- Extracted entries
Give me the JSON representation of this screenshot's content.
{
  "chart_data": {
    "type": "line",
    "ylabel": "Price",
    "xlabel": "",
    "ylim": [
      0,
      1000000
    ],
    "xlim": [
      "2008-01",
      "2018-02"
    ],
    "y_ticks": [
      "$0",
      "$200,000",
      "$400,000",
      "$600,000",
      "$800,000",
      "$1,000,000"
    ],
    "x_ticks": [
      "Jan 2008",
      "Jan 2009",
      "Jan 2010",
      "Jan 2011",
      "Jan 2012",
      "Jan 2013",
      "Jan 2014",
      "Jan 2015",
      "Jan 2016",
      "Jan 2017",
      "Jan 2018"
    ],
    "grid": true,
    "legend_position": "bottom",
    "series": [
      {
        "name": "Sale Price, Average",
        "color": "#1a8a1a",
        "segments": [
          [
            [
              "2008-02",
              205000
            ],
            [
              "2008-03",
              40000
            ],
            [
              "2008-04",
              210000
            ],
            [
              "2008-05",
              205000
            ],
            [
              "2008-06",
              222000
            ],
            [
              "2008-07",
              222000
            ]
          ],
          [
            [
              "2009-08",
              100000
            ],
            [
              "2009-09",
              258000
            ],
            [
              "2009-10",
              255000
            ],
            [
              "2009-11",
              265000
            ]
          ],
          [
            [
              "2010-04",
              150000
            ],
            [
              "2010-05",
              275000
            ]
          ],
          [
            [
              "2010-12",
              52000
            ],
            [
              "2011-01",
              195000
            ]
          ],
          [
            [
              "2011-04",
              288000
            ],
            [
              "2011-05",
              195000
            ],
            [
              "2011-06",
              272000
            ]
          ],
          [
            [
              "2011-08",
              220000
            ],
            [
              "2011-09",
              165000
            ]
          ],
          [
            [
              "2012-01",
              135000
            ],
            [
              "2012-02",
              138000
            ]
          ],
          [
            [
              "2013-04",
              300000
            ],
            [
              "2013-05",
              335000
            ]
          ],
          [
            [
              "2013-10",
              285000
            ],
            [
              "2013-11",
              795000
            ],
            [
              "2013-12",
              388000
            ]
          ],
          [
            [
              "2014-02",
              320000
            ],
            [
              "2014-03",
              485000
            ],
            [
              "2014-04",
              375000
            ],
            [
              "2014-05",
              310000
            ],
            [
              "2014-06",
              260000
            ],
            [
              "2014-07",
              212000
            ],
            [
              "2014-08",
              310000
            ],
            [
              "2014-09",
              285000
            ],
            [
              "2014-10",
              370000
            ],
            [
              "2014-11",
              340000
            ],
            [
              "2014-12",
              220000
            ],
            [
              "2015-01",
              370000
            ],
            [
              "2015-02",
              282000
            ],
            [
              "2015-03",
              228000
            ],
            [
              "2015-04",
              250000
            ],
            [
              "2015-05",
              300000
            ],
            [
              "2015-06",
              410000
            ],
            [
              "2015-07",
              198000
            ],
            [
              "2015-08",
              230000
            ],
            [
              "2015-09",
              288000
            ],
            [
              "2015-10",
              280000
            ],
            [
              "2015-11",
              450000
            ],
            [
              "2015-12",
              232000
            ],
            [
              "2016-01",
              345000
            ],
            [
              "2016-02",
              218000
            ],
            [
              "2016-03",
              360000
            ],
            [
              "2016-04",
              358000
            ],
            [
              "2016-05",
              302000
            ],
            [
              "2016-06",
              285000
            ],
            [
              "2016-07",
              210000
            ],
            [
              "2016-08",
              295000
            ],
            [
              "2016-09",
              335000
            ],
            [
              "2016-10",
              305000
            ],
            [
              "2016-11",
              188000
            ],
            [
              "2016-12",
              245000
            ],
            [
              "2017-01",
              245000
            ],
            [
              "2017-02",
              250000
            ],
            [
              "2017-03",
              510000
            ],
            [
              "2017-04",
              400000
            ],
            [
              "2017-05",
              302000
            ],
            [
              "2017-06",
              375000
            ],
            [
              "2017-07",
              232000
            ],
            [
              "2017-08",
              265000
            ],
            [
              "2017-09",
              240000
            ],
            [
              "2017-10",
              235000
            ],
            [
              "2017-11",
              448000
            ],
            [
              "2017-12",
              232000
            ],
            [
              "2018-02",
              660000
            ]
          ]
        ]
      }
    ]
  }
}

- Directions
From the listing above, extract all records word for word.

- Output for this exercise
Give me the JSON representation of this screenshot's content.
{
  "chart_data": {
    "type": "line",
    "ylabel": "Price",
    "xlabel": "",
    "ylim": [
      0,
      1000000
    ],
    "xlim": [
      "2008-01",
      "2018-02"
    ],
    "y_ticks": [
      "$0",
      "$200,000",
      "$400,000",
      "$600,000",
      "$800,000",
      "$1,000,000"
    ],
    "x_ticks": [
      "Jan 2008",
      "Jan 2009",
      "Jan 2010",
      "Jan 2011",
      "Jan 2012",
      "Jan 2013",
      "Jan 2014",
      "Jan 2015",
      "Jan 2016",
      "Jan 2017",
      "Jan 2018"
    ],
    "grid": true,
    "legend_position": "bottom",
    "series": [
      {
        "name": "Sale Price, Average",
        "color": "#1a8a1a",
        "segments": [
          [
            [
              "2008-02",
              205000
            ],
            [
              "2008-03",
              40000
            ],
            [
              "2008-04",
              210000
            ],
            [
              "2008-05",
              205000
            ],
            [
              "2008-06",
              222000
            ],
            [
              "2008-07",
              222000
            ]
          ],
          [
            [
              "2009-08",
              100000
            ],
            [
              "2009-09",
              258000
            ],
            [
              "2009-10",
              255000
            ],
            [
              "2009-11",
              265000
            ]
          ],
          [
            [
              "2010-04",
              150000
            ],
            [
              "2010-05",
              275000
            ]
          ],
          [
            [
              "2010-12",
              52000
            ],
            [
              "2011-01",
              195000
            ]
          ],
          [
            [
              "2011-04",
              288000
            ],
            [
              "2011-05",
              195000
            ],
            [
              "2011-06",
              272000
            ]
          ],
          [
            [
              "2011-08",
              220000
            ],
            [
              "2011-09",
              165000
            ]
          ],
          [
            [
              "2012-01",
              135000
            ],
            [
              "2012-02",
              138000
            ]
          ],
          [
            [
              "2013-04",
              300000
            ],
            [
              "2013-05",
              335000
            ]
          ],
          [
            [
              "2013-10",
              285000
            ],
            [
              "2013-11",
              795000
            ],
            [
              "2013-12",
              388000
            ]
          ],
          [
            [
              "2014-02",
              320000
            ],
            [
              "2014-03",
              485000
            ],
            [
              "2014-04",
              375000
            ],
            [
              "2014-05",
              310000
            ],
            [
              "2014-06",
              260000
            ],
            [
              "2014-07",
              212000
            ],
            [
              "2014-08",
              310000
            ],
            [
              "2014-09",
              285000
            ],
            [
              "2014-10",
              370000
            ],
            [
              "2014-11",
              340000
            ],
            [
              "2014-12",
              220000
            ],
            [
              "2015-01",
              370000
            ],
            [
              "2015-02",
              282000
            ],
            [
              "2015-03",
              228000
            ],
            [
              "2015-04",
              250000
            ],
            [
              "2015-05",
              300000
            ],
            [
              "2015-06",
              410000
            ],
            [
              "2015-07",
              198000
            ],
            [
              "2015-08",
              230000
            ],
            [
              "2015-09",
              288000
            ],
            [
              "2015-10",
              280000
            ],
            [
              "2015-11",
              450000
            ],
            [
              "2015-12",
              232000
            ],
            [
              "2016-01",
              345000
            ],
            [
              "2016-02",
              218000
            ],
            [
              "2016-03",
              360000
            ],
            [
              "2016-04",
              358000
            ],
            [
              "2016-05",
              302000
            ],
            [
              "2016-06",
              285000
            ],
            [
              "2016-07",
              210000
            ],
            [
              "2016-08",
              295000
            ],
            [
              "2016-09",
              335000
            ],
            [
              "2016-10",
              305000
            ],
            [
              "2016-11",
              188000
            ],
            [
              "2016-12",
              245000
            ],
            [
              "2017-01",
              245000
            ],
            [
              "2017-02",
              250000
            ],
            [
              "2017-03",
              510000
            ],
            [
              "2017-04",
              400000
            ],
            [
              "2017-05",
              302000
            ],
            [
              "2017-06",
              375000
            ],
            [
              "2017-07",
              232000
            ],
            [
              "2017-08",
              265000
            ],
            [
              "2017-09",
              240000
            ],
            [
              "2017-10",
              235000
            ],
            [
              "2017-11",
              448000
            ],
            [
              "2017-12",
              232000
            ],
            [
              "2018-02",
              660000
            ]
          ]
        ]
      }
    ]
  }
}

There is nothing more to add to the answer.